Nul ne sait si Kamala Harris gagnera la présidentielle, mais la démocrate peut se vanter d’avoir remporté une victoire symbolique : le 19 août, la plateforme de visioconférence Zoom a annoncé qu’elle permettrait désormais de réunir jusqu’à un million de personnes simultanément.

Difficile de ne pas y voir une solution aux bugs constatés lors des levées de fonds en ligne organisées par les équipes de la candidate, qui rassemblaient des dizaines de milliers d’électeurs devant leur webcam – au-delà des capacités de la plateforme.

L’une des réunions, baptisée « Les mecs blancs pour Harris », avait par exemple réuni plus de 140 000 personnes, dont des stars hollywoodiennes, parmi lesquelles l’acteur Jeff Bridges. « Je suis blanc, je suis un mec, je vote Harris ! », y déclarait l’interprète de The Big Lebowski (1998).

L’anecdote illustre l’énergie déployée par les candidats pour lever les millions nécessaires à financer leur campagne, particulièrement gourmande en spots publicitaires et communications sur les réseaux sociaux.

En 2020, le cycle électoral (présidentielle et élections du Congrès) a englouti 16,4 milliards de dollars, dont 6,5 pour la seule présidentielle, un record qui pourrait être battu en 2024. Pour mémoire, la campagne présidentielle française de 2022 a coûté environ 80 millions d’euros et la dépense par candidat est plafonnée.

Le financement des campagnes, « une industrie à part entière »

Rappelons quelques règles en matière de financement électoral aux Etats-Unis, où les campagnes sont essentiellement subventionnées par de l’argent privé. Pourtant, depuis 1971, les candidats à la présidentielle peuvent recourir soit à un fonds public, soit à des financements privés.

──────

Poursuivez l'extrait sur le financement des campagnes électorales américaines à partir de sa dernière phrase. Les lignes qui suivent n'interviennent en rien dans ce travail.

──────

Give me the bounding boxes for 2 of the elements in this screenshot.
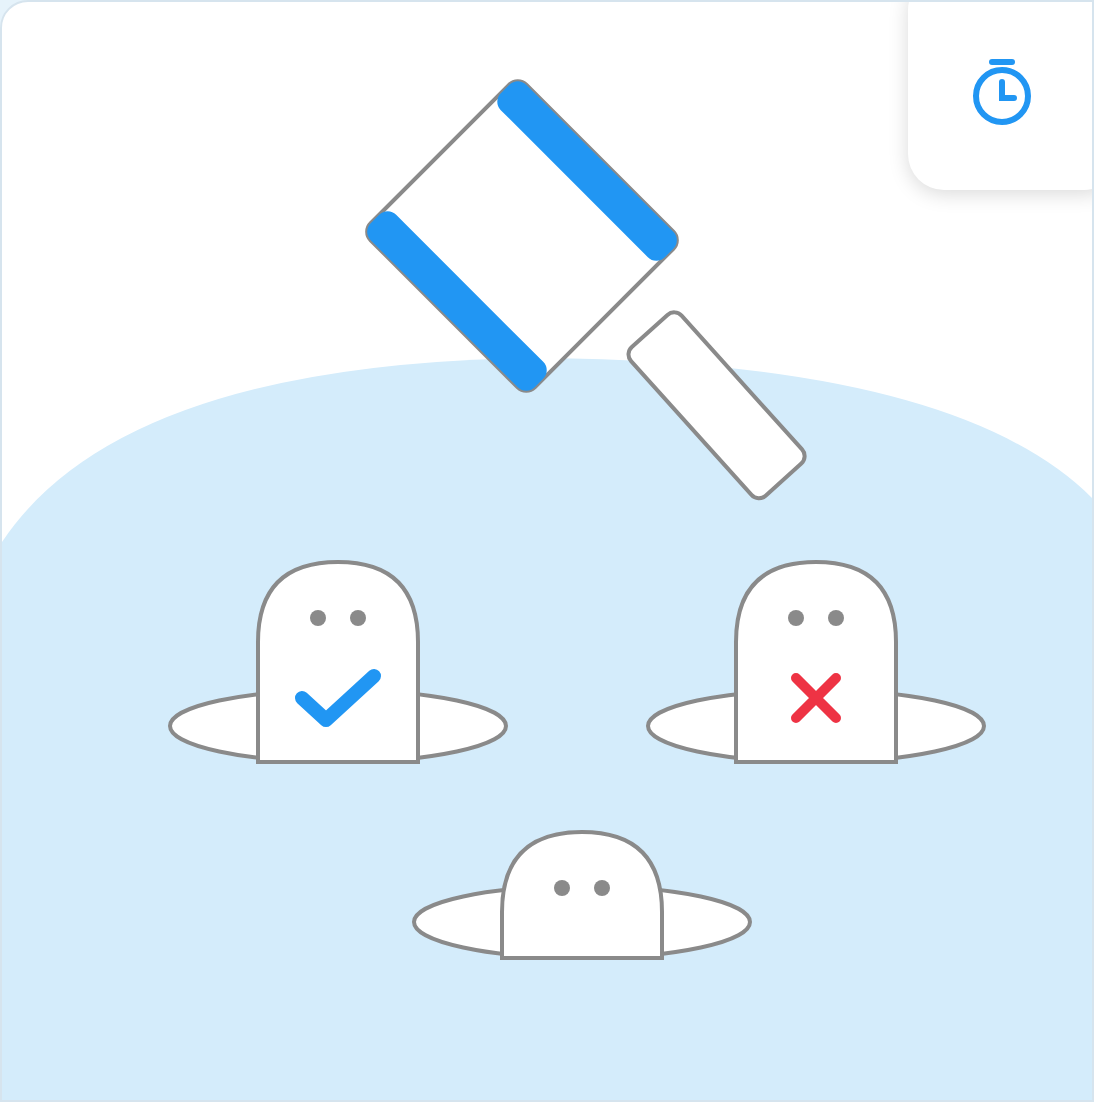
timer-button[interactable]: [908, 2, 1092, 190]
timer-icon: [968, 56, 1036, 128]
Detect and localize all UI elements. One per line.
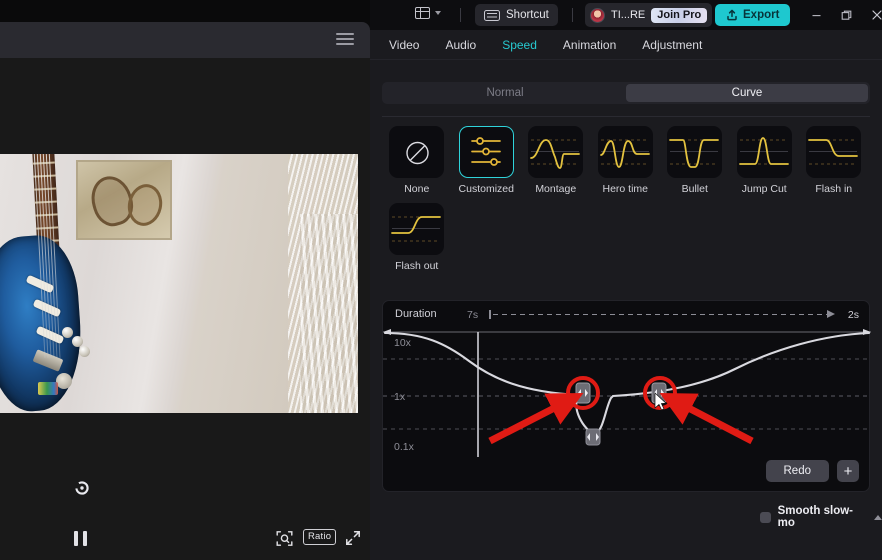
- preset-jump-cut[interactable]: Jump Cut: [730, 126, 800, 195]
- maximize-icon[interactable]: [832, 0, 860, 30]
- shortcut-button[interactable]: Shortcut: [475, 4, 558, 26]
- export-label: Export: [743, 9, 780, 21]
- add-keyframe-button[interactable]: +: [837, 460, 859, 482]
- preset-label: Hero time: [602, 183, 648, 195]
- preview-knob-2: [72, 336, 83, 347]
- properties-panel: Shortcut TI...RE Join Pro Export Video A…: [370, 0, 882, 560]
- layout-panel-icon: [414, 6, 430, 19]
- preset-label: Jump Cut: [741, 183, 787, 195]
- speed-mode-switch: Normal Curve: [382, 82, 870, 104]
- original-duration: 7s: [467, 309, 479, 321]
- speed-curve-editor[interactable]: Duration 7s 2s 10x 1x 0.1x Redo +: [382, 300, 871, 492]
- preset-none[interactable]: None: [382, 126, 452, 195]
- upload-icon: [726, 9, 738, 21]
- smooth-slow-mo-row: Smooth slow-mo: [760, 505, 882, 529]
- smooth-slow-mo-label: Smooth slow-mo: [777, 505, 853, 529]
- hamburger-menu-icon[interactable]: [336, 31, 354, 47]
- y-axis-label-0.1x: 0.1x: [394, 441, 414, 453]
- account-button[interactable]: TI...RE Join Pro: [585, 3, 713, 27]
- montage-curve-icon: [528, 126, 584, 178]
- preset-label: Customized: [458, 183, 514, 195]
- preset-label: Flash out: [395, 260, 439, 272]
- titlebar-divider-1: [460, 8, 461, 22]
- title-bar: Shortcut TI...RE Join Pro Export: [370, 0, 882, 30]
- account-name: TI...RE: [611, 9, 646, 21]
- divider: [382, 116, 870, 117]
- layout-selector-button[interactable]: [414, 6, 441, 19]
- replay-icon[interactable]: [74, 480, 90, 496]
- fullscreen-icon[interactable]: [345, 530, 361, 546]
- flash-out-curve-icon: [389, 203, 445, 255]
- duration-arrow-track: [489, 310, 835, 319]
- zoom-fit-icon[interactable]: [276, 530, 293, 547]
- preview-output-jack: [56, 373, 72, 389]
- minimize-icon[interactable]: [802, 0, 830, 30]
- y-axis-label-10x: 10x: [394, 337, 411, 349]
- tab-audio[interactable]: Audio: [434, 34, 487, 56]
- ratio-button[interactable]: Ratio: [303, 529, 337, 545]
- mode-normal[interactable]: Normal: [384, 84, 626, 102]
- preview-knob-1: [62, 327, 73, 338]
- preview-knob-3: [79, 346, 90, 357]
- tab-speed[interactable]: Speed: [491, 34, 548, 56]
- jump-cut-curve-icon: [736, 126, 792, 178]
- bullet-curve-icon: [667, 126, 723, 178]
- preset-flash-in[interactable]: Flash in: [799, 126, 869, 195]
- curve-actions: Redo +: [765, 460, 859, 482]
- hero-time-curve-icon: [597, 126, 653, 178]
- preset-montage[interactable]: Montage: [521, 126, 591, 195]
- preset-label: Montage: [535, 183, 577, 195]
- video-preview[interactable]: [0, 154, 358, 413]
- preset-label: Flash in: [815, 183, 853, 195]
- tab-video[interactable]: Video: [378, 34, 430, 56]
- preset-label: Bullet: [681, 183, 708, 195]
- export-button[interactable]: Export: [715, 4, 791, 26]
- chevron-up-icon[interactable]: [874, 514, 882, 520]
- y-axis-label-1x: 1x: [394, 391, 406, 403]
- preview-pane: Ratio: [0, 0, 370, 560]
- avatar: [590, 7, 605, 23]
- preview-body: Ratio: [0, 58, 370, 560]
- sliders-icon: [458, 126, 514, 178]
- preview-wall-art: [76, 160, 172, 240]
- pause-icon[interactable]: [74, 531, 87, 546]
- preview-sheer-curtain-2: [300, 214, 358, 413]
- tab-adjustment[interactable]: Adjustment: [631, 34, 713, 56]
- close-icon[interactable]: [863, 0, 882, 30]
- tab-animation[interactable]: Animation: [552, 34, 627, 56]
- preset-flash-out[interactable]: Flash out: [382, 203, 452, 272]
- preview-controls: Ratio: [0, 516, 370, 560]
- mode-curve[interactable]: Curve: [626, 84, 868, 102]
- chevron-down-icon: [435, 11, 441, 15]
- titlebar-divider-2: [572, 8, 573, 22]
- preview-sticker: [38, 382, 58, 395]
- flash-in-curve-icon: [806, 126, 862, 178]
- keyframe-handle-bottom: [585, 428, 601, 446]
- keyboard-icon: [484, 9, 500, 21]
- duration-row: Duration 7s 2s: [383, 301, 869, 329]
- preview-strings: [33, 154, 61, 358]
- no-speed-icon: [389, 126, 445, 178]
- preset-customized[interactable]: Customized: [452, 126, 522, 195]
- curve-preset-list: None Customized Montage Hero time Bullet…: [382, 126, 874, 280]
- speed-curve-graph[interactable]: 10x 1x 0.1x: [383, 329, 871, 459]
- duration-label: Duration: [395, 308, 437, 320]
- panel-tabs: Video Audio Speed Animation Adjustment: [370, 30, 882, 60]
- preset-label: None: [404, 183, 430, 195]
- shortcut-label: Shortcut: [506, 9, 549, 21]
- preset-bullet[interactable]: Bullet: [660, 126, 730, 195]
- preview-topbar: [0, 22, 370, 58]
- join-pro-badge[interactable]: Join Pro: [651, 7, 708, 23]
- redo-button[interactable]: Redo: [765, 460, 829, 482]
- result-duration: 2s: [847, 309, 859, 321]
- smooth-slow-mo-checkbox[interactable]: [760, 511, 771, 523]
- preset-hero-time[interactable]: Hero time: [591, 126, 661, 195]
- app-window: Ratio Shortcut TI...RE Join Pro Export V…: [0, 0, 882, 560]
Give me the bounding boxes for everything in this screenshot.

──────

[Réponse]
Choisir la première option implique de se soumettre à un plafond de dépenses, fixé à 123,5 millions de dollars par candidat en 2024. Opter pour la seconde offre plus de liberté, mais suppose de tirer un trait sur tout remboursement. C’est Barack Obama qui, en 2008, va décider le premier de renoncer aux fonds publics, jugeant le plafond trop restreint pour une campagne moderne.

« Aujourd’hui, le financement des campagnes est devenu une industrie à part entière, souligne Alix Meyer, maître de conférences en civilisation américaine. Vous avez des consultants dont la fonction première est de lever des fonds pour les élections. »

L’argent privé afflue de plusieurs catégories d’acteurs : candidats, contribuables, partis politiques, Political Action Commitees (PAC, structures créées spécialement pour lever de l’argent) et « super PAC ».

Les PAC et partis ne peuvent accepter que des sommes limitées, plafonnées à 3 300 dollars par personne. Les super PAC, en revanche, captent des sommes illimitées, provenant notamment d’individus ou d’entreprises, à condition de déclarer la liste des contributeurs. La relative transparence du système électoral permet ainsi de retracer, jusqu’à un certain point, l’origine des fonds.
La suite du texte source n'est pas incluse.